RECORDS TO USE >>

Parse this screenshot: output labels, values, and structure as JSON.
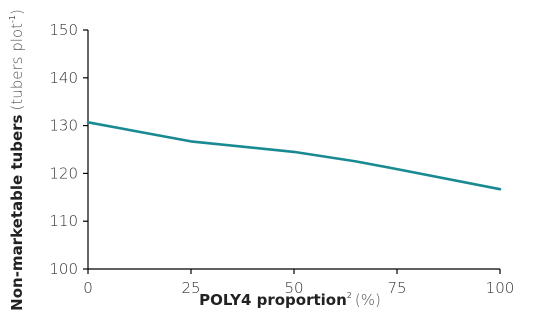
{
  "chart_data": {
    "type": "line",
    "title": "",
    "xlabel": "POLY4 proportion",
    "xlabel_sup": "2",
    "xlabel_unit": "(%)",
    "ylabel": "Non-marketable tubers",
    "ylabel_unit_prefix": "(tubers plot",
    "ylabel_unit_sup": "-1",
    "ylabel_unit_suffix": ")",
    "xlim": [
      0,
      100
    ],
    "ylim": [
      100,
      150
    ],
    "x_ticks": [
      "0",
      "25",
      "50",
      "75",
      "100"
    ],
    "y_ticks": [
      "100",
      "110",
      "120",
      "130",
      "140",
      "150"
    ],
    "grid": false,
    "series": [
      {
        "color": "#1a8a92",
        "x": [
          0,
          25,
          50,
          65,
          75,
          100
        ],
        "y": [
          130.7,
          126.7,
          124.5,
          122.5,
          120.9,
          116.7
        ]
      }
    ]
  }
}
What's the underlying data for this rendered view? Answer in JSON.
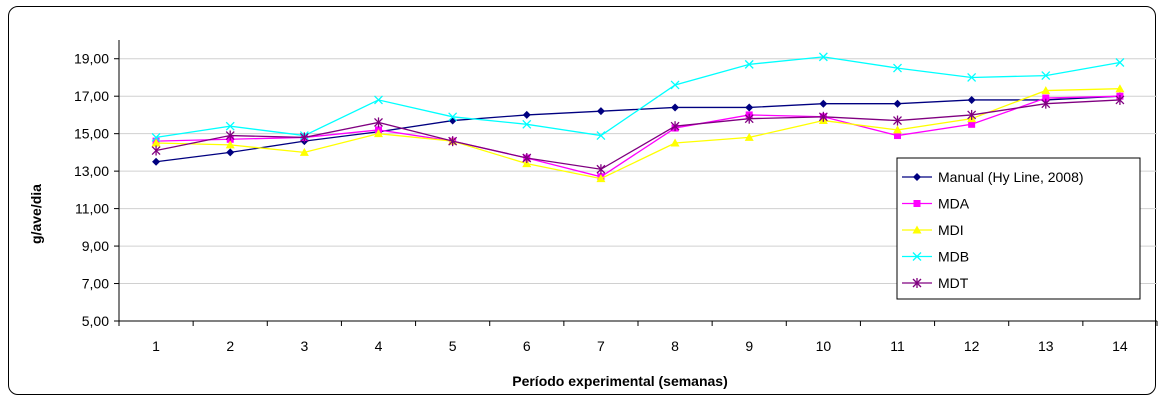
{
  "chart_data": {
    "type": "line",
    "xlabel": "Período experimental (semanas)",
    "ylabel": "g/ave/dia",
    "categories": [
      "1",
      "2",
      "3",
      "4",
      "5",
      "6",
      "7",
      "8",
      "9",
      "10",
      "11",
      "12",
      "13",
      "14"
    ],
    "ylim": [
      5,
      20
    ],
    "yticks": [
      "5,00",
      "7,00",
      "9,00",
      "11,00",
      "13,00",
      "15,00",
      "17,00",
      "19,00"
    ],
    "ytick_values": [
      5,
      7,
      9,
      11,
      13,
      15,
      17,
      19
    ],
    "grid": true,
    "legend_position": "right",
    "series": [
      {
        "name": "Manual (Hy Line, 2008)",
        "color": "#000080",
        "marker": "diamond-icon",
        "values": [
          13.5,
          14.0,
          14.6,
          15.1,
          15.7,
          16.0,
          16.2,
          16.4,
          16.4,
          16.6,
          16.6,
          16.8,
          16.8,
          17.0
        ]
      },
      {
        "name": "MDA",
        "color": "#FF00FF",
        "marker": "square-icon",
        "values": [
          14.6,
          14.7,
          14.8,
          15.2,
          14.6,
          13.7,
          12.7,
          15.3,
          16.0,
          15.9,
          14.9,
          15.5,
          16.9,
          17.0
        ]
      },
      {
        "name": "MDI",
        "color": "#FFFF00",
        "marker": "triangle-icon",
        "values": [
          14.5,
          14.4,
          14.0,
          15.0,
          14.6,
          13.4,
          12.6,
          14.5,
          14.8,
          15.7,
          15.2,
          15.8,
          17.3,
          17.4
        ]
      },
      {
        "name": "MDB",
        "color": "#00FFFF",
        "marker": "x-icon",
        "values": [
          14.8,
          15.4,
          14.9,
          16.8,
          15.9,
          15.5,
          14.9,
          17.6,
          18.7,
          19.1,
          18.5,
          18.0,
          18.1,
          18.8
        ]
      },
      {
        "name": "MDT",
        "color": "#800080",
        "marker": "asterisk-icon",
        "values": [
          14.1,
          14.9,
          14.8,
          15.6,
          14.6,
          13.7,
          13.1,
          15.4,
          15.8,
          15.9,
          15.7,
          16.0,
          16.6,
          16.8
        ]
      }
    ]
  }
}
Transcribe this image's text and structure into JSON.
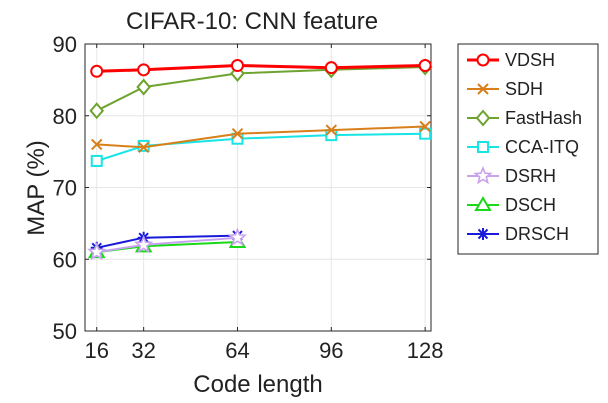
{
  "chart_data": {
    "type": "line",
    "title": "CIFAR-10: CNN feature",
    "xlabel": "Code length",
    "ylabel": "MAP (%)",
    "x_ticks": [
      16,
      32,
      64,
      96,
      128
    ],
    "y_ticks": [
      50,
      60,
      70,
      80,
      90
    ],
    "xlim": [
      12,
      130
    ],
    "ylim": [
      50,
      90
    ],
    "grid": true,
    "legend_position": "outside-right",
    "series": [
      {
        "name": "VDSH",
        "color": "#ff0000",
        "marker": "circle",
        "x": [
          16,
          32,
          64,
          96,
          128
        ],
        "y": [
          86.2,
          86.4,
          87.0,
          86.7,
          87.0
        ]
      },
      {
        "name": "SDH",
        "color": "#d97f1a",
        "marker": "x",
        "x": [
          16,
          32,
          64,
          96,
          128
        ],
        "y": [
          76.0,
          75.6,
          77.5,
          78.0,
          78.5
        ]
      },
      {
        "name": "FastHash",
        "color": "#6ea32f",
        "marker": "diamond",
        "x": [
          16,
          32,
          64,
          96,
          128
        ],
        "y": [
          80.7,
          84.0,
          85.9,
          86.4,
          86.8
        ]
      },
      {
        "name": "CCA-ITQ",
        "color": "#17e5e5",
        "marker": "square",
        "x": [
          16,
          32,
          64,
          96,
          128
        ],
        "y": [
          73.7,
          75.8,
          76.8,
          77.3,
          77.5
        ]
      },
      {
        "name": "DSRH",
        "color": "#c9a2ef",
        "marker": "star",
        "x": [
          16,
          32,
          64
        ],
        "y": [
          61.0,
          62.0,
          63.0
        ]
      },
      {
        "name": "DSCH",
        "color": "#19d919",
        "marker": "triangle",
        "x": [
          16,
          32,
          64
        ],
        "y": [
          61.0,
          61.8,
          62.4
        ]
      },
      {
        "name": "DRSCH",
        "color": "#1a1ad9",
        "marker": "asterisk",
        "x": [
          16,
          32,
          64
        ],
        "y": [
          61.6,
          63.0,
          63.3
        ]
      }
    ]
  }
}
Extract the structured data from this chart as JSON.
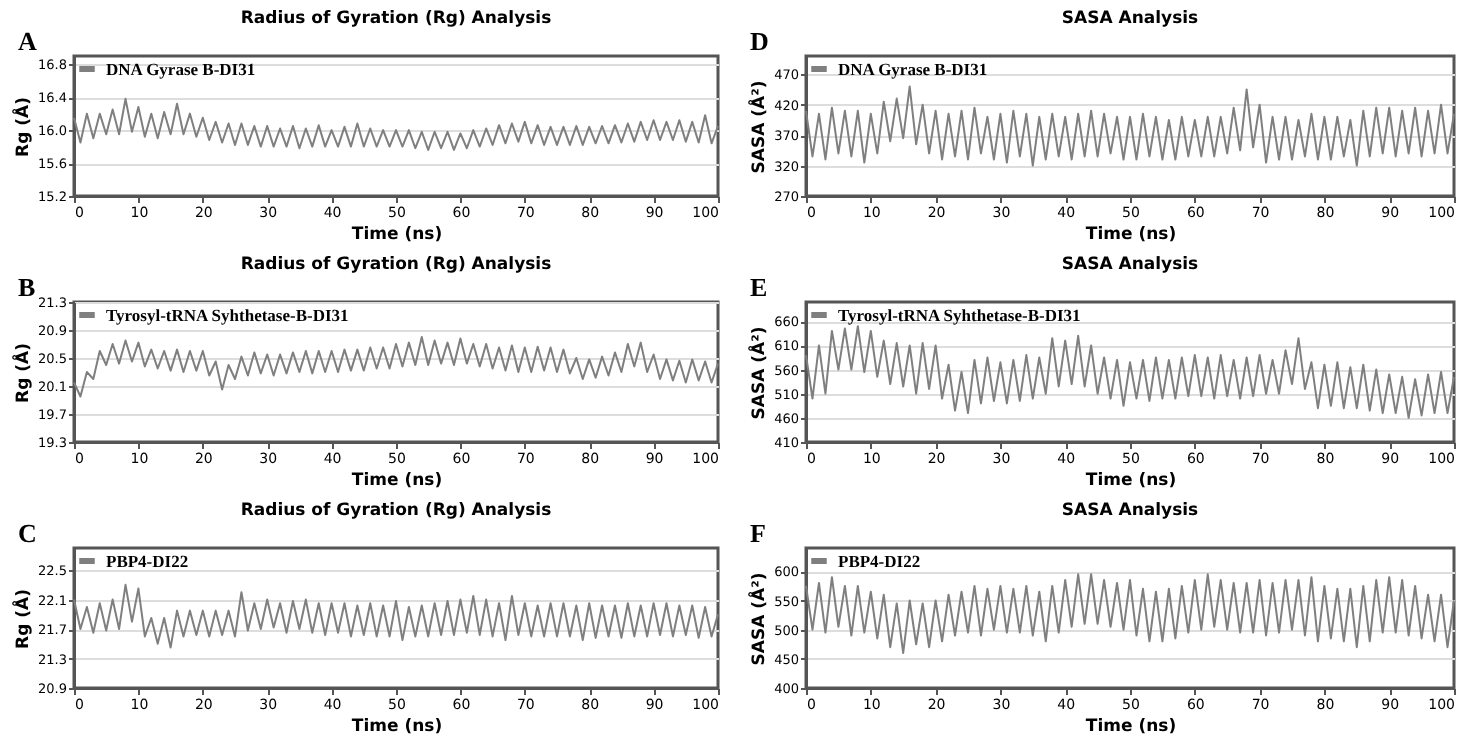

WHAT YOU SHOULD DO >> Repeat the material above verbatim, with no pictures in the output.

COMPLETED TASK >>
Parse this screenshot: output labels, values, and structure as JSON.
{
  "chart_data": {
    "type": "line",
    "title": "",
    "xlabel": "POLY4 proportion",
    "xlabel_sup": "2",
    "xlabel_unit": "(%)",
    "ylabel": "Non-marketable tubers",
    "ylabel_unit_prefix": "(tubers plot",
    "ylabel_unit_sup": "-1",
    "ylabel_unit_suffix": ")",
    "xlim": [
      0,
      100
    ],
    "ylim": [
      100,
      150
    ],
    "x_ticks": [
      "0",
      "25",
      "50",
      "75",
      "100"
    ],
    "y_ticks": [
      "100",
      "110",
      "120",
      "130",
      "140",
      "150"
    ],
    "grid": false,
    "series": [
      {
        "color": "#1a8a92",
        "x": [
          0,
          25,
          50,
          65,
          75,
          100
        ],
        "y": [
          130.7,
          126.7,
          124.5,
          122.5,
          120.9,
          116.7
        ]
      }
    ]
  }
}
What's the underlying data for this rendered view? Answer in JSON.
{
  "chart_data": {
    "type": "line",
    "xlabel": "Período experimental (semanas)",
    "ylabel": "g/ave/dia",
    "categories": [
      "1",
      "2",
      "3",
      "4",
      "5",
      "6",
      "7",
      "8",
      "9",
      "10",
      "11",
      "12",
      "13",
      "14"
    ],
    "ylim": [
      5,
      20
    ],
    "yticks": [
      "5,00",
      "7,00",
      "9,00",
      "11,00",
      "13,00",
      "15,00",
      "17,00",
      "19,00"
    ],
    "ytick_values": [
      5,
      7,
      9,
      11,
      13,
      15,
      17,
      19
    ],
    "grid": true,
    "legend_position": "right",
    "series": [
      {
        "name": "Manual (Hy Line, 2008)",
        "color": "#000080",
        "marker": "diamond-icon",
        "values": [
          13.5,
          14.0,
          14.6,
          15.1,
          15.7,
          16.0,
          16.2,
          16.4,
          16.4,
          16.6,
          16.6,
          16.8,
          16.8,
          17.0
        ]
      },
      {
        "name": "MDA",
        "color": "#FF00FF",
        "marker": "square-icon",
        "values": [
          14.6,
          14.7,
          14.8,
          15.2,
          14.6,
          13.7,
          12.7,
          15.3,
          16.0,
          15.9,
          14.9,
          15.5,
          16.9,
          17.0
        ]
      },
      {
        "name": "MDI",
        "color": "#FFFF00",
        "marker": "triangle-icon",
        "values": [
          14.5,
          14.4,
          14.0,
          15.0,
          14.6,
          13.4,
          12.6,
          14.5,
          14.8,
          15.7,
          15.2,
          15.8,
          17.3,
          17.4
        ]
      },
      {
        "name": "MDB",
        "color": "#00FFFF",
        "marker": "x-icon",
        "values": [
          14.8,
          15.4,
          14.9,
          16.8,
          15.9,
          15.5,
          14.9,
          17.6,
          18.7,
          19.1,
          18.5,
          18.0,
          18.1,
          18.8
        ]
      },
      {
        "name": "MDT",
        "color": "#800080",
        "marker": "asterisk-icon",
        "values": [
          14.1,
          14.9,
          14.8,
          15.6,
          14.6,
          13.7,
          13.1,
          15.4,
          15.8,
          15.9,
          15.7,
          16.0,
          16.6,
          16.8
        ]
      }
    ]
  }
}
Transcribe this image's text and structure into JSON.
{
  "chart_data": {
    "type": "line",
    "title": "CIFAR-10: CNN feature",
    "xlabel": "Code length",
    "ylabel": "MAP (%)",
    "x_ticks": [
      16,
      32,
      64,
      96,
      128
    ],
    "y_ticks": [
      50,
      60,
      70,
      80,
      90
    ],
    "xlim": [
      12,
      130
    ],
    "ylim": [
      50,
      90
    ],
    "grid": true,
    "legend_position": "outside-right",
    "series": [
      {
        "name": "VDSH",
        "color": "#ff0000",
        "marker": "circle",
        "x": [
          16,
          32,
          64,
          96,
          128
        ],
        "y": [
          86.2,
          86.4,
          87.0,
          86.7,
          87.0
        ]
      },
      {
        "name": "SDH",
        "color": "#d97f1a",
        "marker": "x",
        "x": [
          16,
          32,
          64,
          96,
          128
        ],
        "y": [
          76.0,
          75.6,
          77.5,
          78.0,
          78.5
        ]
      },
      {
        "name": "FastHash",
        "color": "#6ea32f",
        "marker": "diamond",
        "x": [
          16,
          32,
          64,
          96,
          128
        ],
        "y": [
          80.7,
          84.0,
          85.9,
          86.4,
          86.8
        ]
      },
      {
        "name": "CCA-ITQ",
        "color": "#17e5e5",
        "marker": "square",
        "x": [
          16,
          32,
          64,
          96,
          128
        ],
        "y": [
          73.7,
          75.8,
          76.8,
          77.3,
          77.5
        ]
      },
      {
        "name": "DSRH",
        "color": "#c9a2ef",
        "marker": "star",
        "x": [
          16,
          32,
          64
        ],
        "y": [
          61.0,
          62.0,
          63.0
        ]
      },
      {
        "name": "DSCH",
        "color": "#19d919",
        "marker": "triangle",
        "x": [
          16,
          32,
          64
        ],
        "y": [
          61.0,
          61.8,
          62.4
        ]
      },
      {
        "name": "DRSCH",
        "color": "#1a1ad9",
        "marker": "asterisk",
        "x": [
          16,
          32,
          64
        ],
        "y": [
          61.6,
          63.0,
          63.3
        ]
      }
    ]
  }
}
Extract the structured data from this chart as JSON.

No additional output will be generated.